- WHAT THIS TASK INVOLVES
Go through the listing and set it down exactly, leaving out its pictures.

-- Start SUPPLIED RECORDS --

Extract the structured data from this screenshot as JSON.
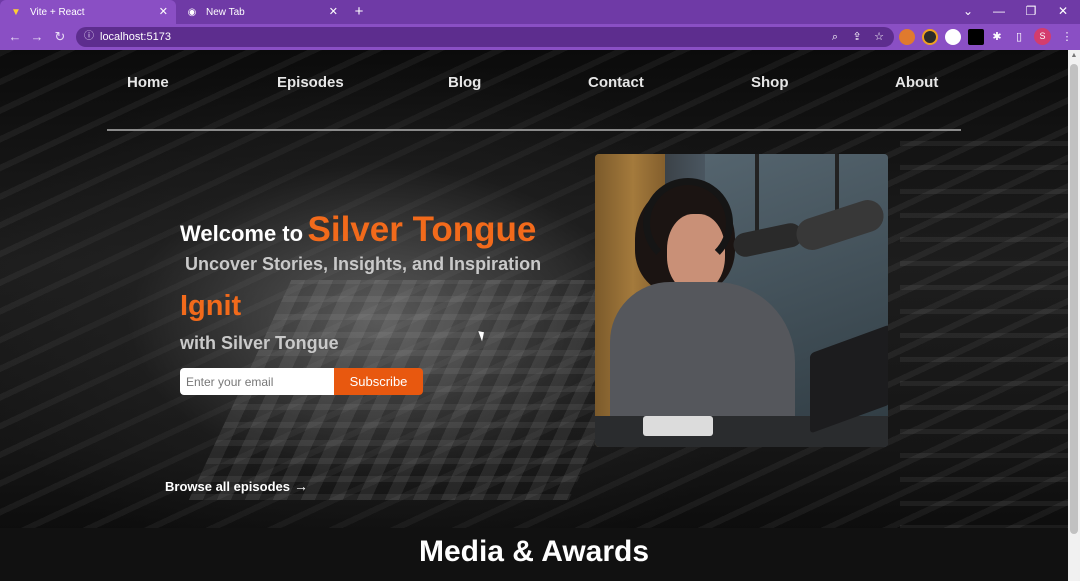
{
  "browser": {
    "tabs": [
      {
        "title": "Vite + React",
        "favicon": "vite-icon",
        "active": true
      },
      {
        "title": "New Tab",
        "favicon": "chrome-icon",
        "active": false
      }
    ],
    "new_tab": "+",
    "address": "localhost:5173",
    "icons": {
      "back": "←",
      "forward": "→",
      "reload": "↻",
      "info": "ⓘ",
      "zoom": "⌕",
      "share": "⇪",
      "star": "☆",
      "puzzle": "✱",
      "sidebar": "▯",
      "menu": "⋮",
      "tab_search": "⌄",
      "minimize": "—",
      "restore": "❐",
      "close": "✕"
    },
    "profile_initial": "S",
    "accent": "#8a4fc4"
  },
  "nav": {
    "items": [
      "Home",
      "Episodes",
      "Blog",
      "Contact",
      "Shop",
      "About"
    ]
  },
  "hero": {
    "welcome_prefix": "Welcome to",
    "brand": "Silver Tongue",
    "tagline": "Uncover Stories, Insights, and Inspiration",
    "ignit": "Ignit",
    "with_text": "with Silver Tongue",
    "email_placeholder": "Enter your email",
    "subscribe_label": "Subscribe",
    "browse_label": "Browse all episodes",
    "browse_arrow": "→",
    "accent_color": "#f26a1b"
  },
  "media": {
    "title": "Media & Awards"
  }
}
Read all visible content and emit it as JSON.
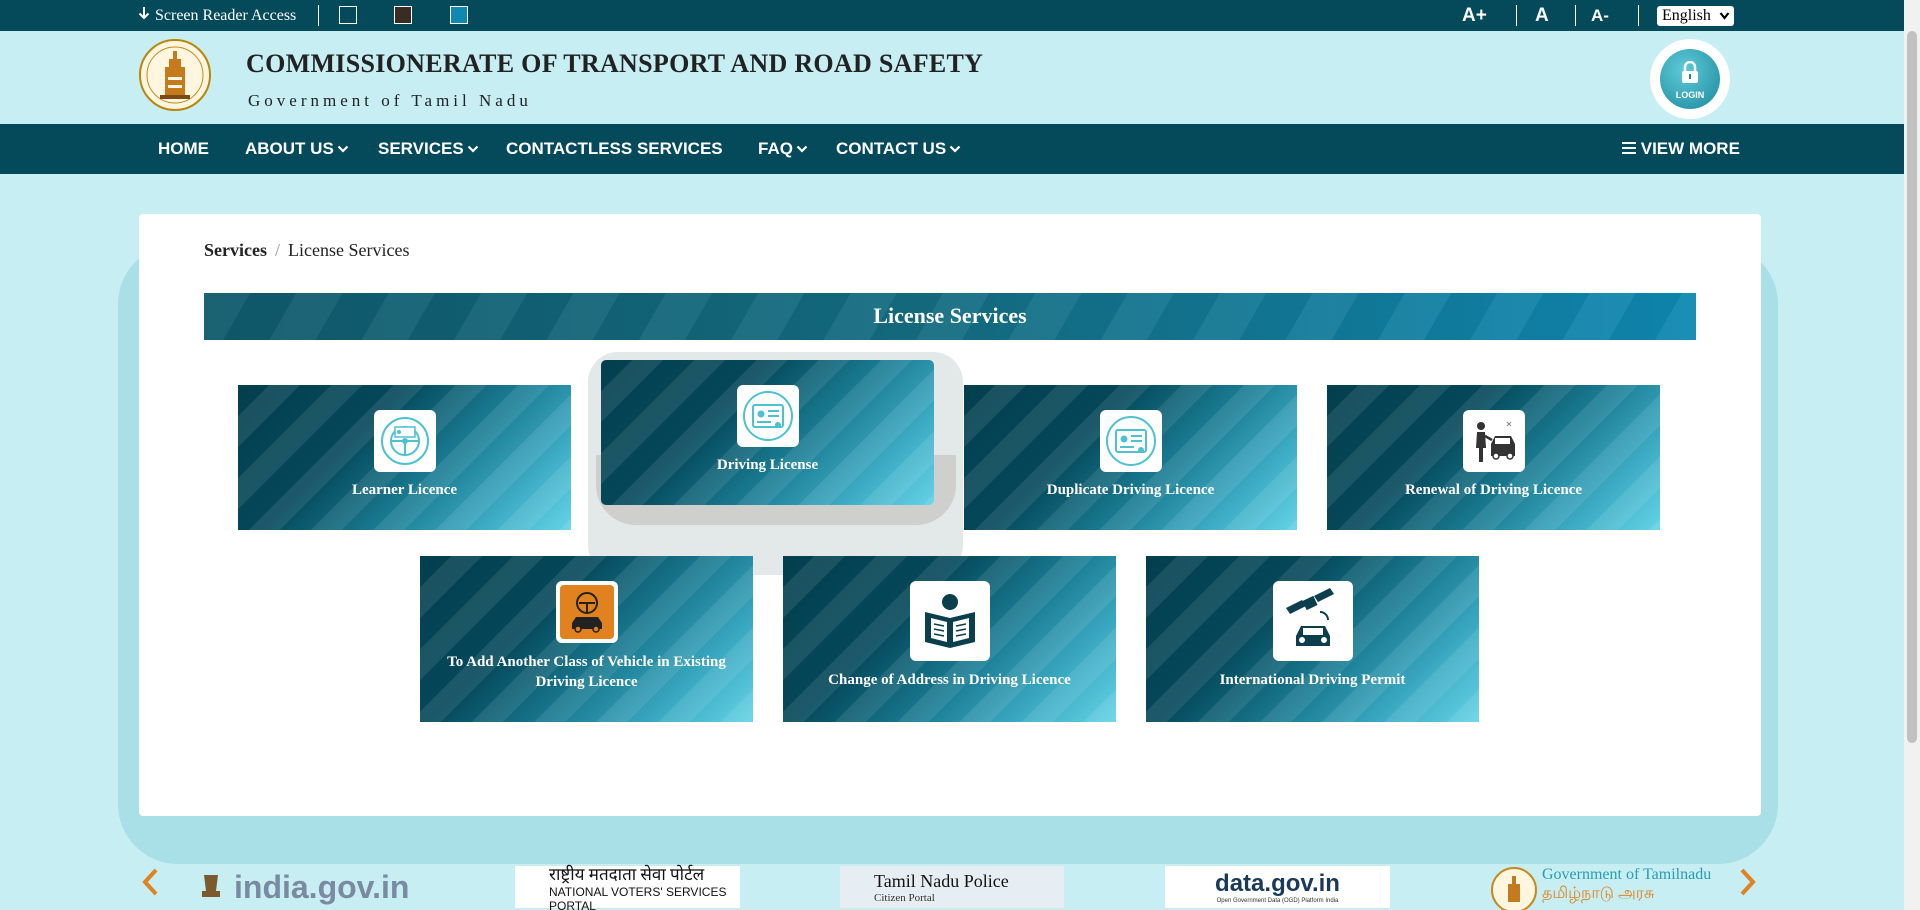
{
  "topbar": {
    "screen_reader": "Screen Reader Access",
    "font_increase": "A+",
    "font_normal": "A",
    "font_decrease": "A-",
    "language": "English",
    "swatches": [
      "#ffffff",
      "#3a2b24",
      "#0f88b2"
    ]
  },
  "header": {
    "title": "COMMISSIONERATE OF TRANSPORT AND ROAD SAFETY",
    "subtitle": "Government of Tamil Nadu",
    "login_label": "LOGIN"
  },
  "nav": {
    "items": [
      {
        "label": "HOME",
        "dropdown": false
      },
      {
        "label": "ABOUT US",
        "dropdown": true
      },
      {
        "label": "SERVICES",
        "dropdown": true
      },
      {
        "label": "CONTACTLESS SERVICES",
        "dropdown": false
      },
      {
        "label": "FAQ",
        "dropdown": true
      },
      {
        "label": "CONTACT US",
        "dropdown": true
      }
    ],
    "view_more": "VIEW MORE"
  },
  "breadcrumb": {
    "root": "Services",
    "separator": "/",
    "current": "License Services"
  },
  "section_title": "License Services",
  "tiles": [
    {
      "label": "Learner Licence",
      "icon": "steering-license-icon"
    },
    {
      "label": "Driving License",
      "icon": "license-card-icon"
    },
    {
      "label": "Duplicate Driving Licence",
      "icon": "license-card-icon"
    },
    {
      "label": "Renewal of Driving Licence",
      "icon": "person-car-icon"
    },
    {
      "label": "To Add Another Class of Vehicle in Existing Driving Licence",
      "icon": "vehicle-class-icon"
    },
    {
      "label": "Change of Address in Driving Licence",
      "icon": "newspaper-reader-icon"
    },
    {
      "label": "International Driving Permit",
      "icon": "satellite-car-icon"
    }
  ],
  "footer_logos": [
    {
      "name": "india.gov.in"
    },
    {
      "name": "राष्ट्रीय मतदाता सेवा पोर्टल",
      "sub": "NATIONAL VOTERS' SERVICES PORTAL"
    },
    {
      "name": "Tamil Nadu Police",
      "sub": "Citizen Portal"
    },
    {
      "name": "data.gov.in",
      "sub": "Open Government Data (OGD) Platform India"
    },
    {
      "name": "Government of Tamilnadu",
      "sub": "தமிழ்நாடு அரசு"
    }
  ],
  "colors": {
    "primary": "#044a5a",
    "background": "#c6eef3",
    "accent_arrow": "#e2821e"
  }
}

-- End SUPPLIED RECORDS --

- RESPONSE TO THIS EXERCISE
Extract the structured data from this screenshot as JSON.
{
  "browser": {
    "tabs": [
      {
        "title": "Vite + React",
        "favicon": "vite-icon",
        "active": true
      },
      {
        "title": "New Tab",
        "favicon": "chrome-icon",
        "active": false
      }
    ],
    "new_tab": "+",
    "address": "localhost:5173",
    "icons": {
      "back": "←",
      "forward": "→",
      "reload": "↻",
      "info": "ⓘ",
      "zoom": "⌕",
      "share": "⇪",
      "star": "☆",
      "puzzle": "✱",
      "sidebar": "▯",
      "menu": "⋮",
      "tab_search": "⌄",
      "minimize": "—",
      "restore": "❐",
      "close": "✕"
    },
    "profile_initial": "S",
    "accent": "#8a4fc4"
  },
  "nav": {
    "items": [
      "Home",
      "Episodes",
      "Blog",
      "Contact",
      "Shop",
      "About"
    ]
  },
  "hero": {
    "welcome_prefix": "Welcome to",
    "brand": "Silver Tongue",
    "tagline": "Uncover Stories, Insights, and Inspiration",
    "ignit": "Ignit",
    "with_text": "with Silver Tongue",
    "email_placeholder": "Enter your email",
    "subscribe_label": "Subscribe",
    "browse_label": "Browse all episodes",
    "browse_arrow": "→",
    "accent_color": "#f26a1b"
  },
  "media": {
    "title": "Media & Awards"
  }
}
Read all visible content and emit it as JSON.
{
  "topbar": {
    "screen_reader": "Screen Reader Access",
    "font_increase": "A+",
    "font_normal": "A",
    "font_decrease": "A-",
    "language": "English",
    "swatches": [
      "#ffffff",
      "#3a2b24",
      "#0f88b2"
    ]
  },
  "header": {
    "title": "COMMISSIONERATE OF TRANSPORT AND ROAD SAFETY",
    "subtitle": "Government of Tamil Nadu",
    "login_label": "LOGIN"
  },
  "nav": {
    "items": [
      {
        "label": "HOME",
        "dropdown": false
      },
      {
        "label": "ABOUT US",
        "dropdown": true
      },
      {
        "label": "SERVICES",
        "dropdown": true
      },
      {
        "label": "CONTACTLESS SERVICES",
        "dropdown": false
      },
      {
        "label": "FAQ",
        "dropdown": true
      },
      {
        "label": "CONTACT US",
        "dropdown": true
      }
    ],
    "view_more": "VIEW MORE"
  },
  "breadcrumb": {
    "root": "Services",
    "separator": "/",
    "current": "License Services"
  },
  "section_title": "License Services",
  "tiles": [
    {
      "label": "Learner Licence",
      "icon": "steering-license-icon"
    },
    {
      "label": "Driving License",
      "icon": "license-card-icon"
    },
    {
      "label": "Duplicate Driving Licence",
      "icon": "license-card-icon"
    },
    {
      "label": "Renewal of Driving Licence",
      "icon": "person-car-icon"
    },
    {
      "label": "To Add Another Class of Vehicle in Existing Driving Licence",
      "icon": "vehicle-class-icon"
    },
    {
      "label": "Change of Address in Driving Licence",
      "icon": "newspaper-reader-icon"
    },
    {
      "label": "International Driving Permit",
      "icon": "satellite-car-icon"
    }
  ],
  "footer_logos": [
    {
      "name": "india.gov.in"
    },
    {
      "name": "राष्ट्रीय मतदाता सेवा पोर्टल",
      "sub": "NATIONAL VOTERS' SERVICES PORTAL"
    },
    {
      "name": "Tamil Nadu Police",
      "sub": "Citizen Portal"
    },
    {
      "name": "data.gov.in",
      "sub": "Open Government Data (OGD) Platform India"
    },
    {
      "name": "Government of Tamilnadu",
      "sub": "தமிழ்நாடு அரசு"
    }
  ],
  "colors": {
    "primary": "#044a5a",
    "background": "#c6eef3",
    "accent_arrow": "#e2821e"
  }
}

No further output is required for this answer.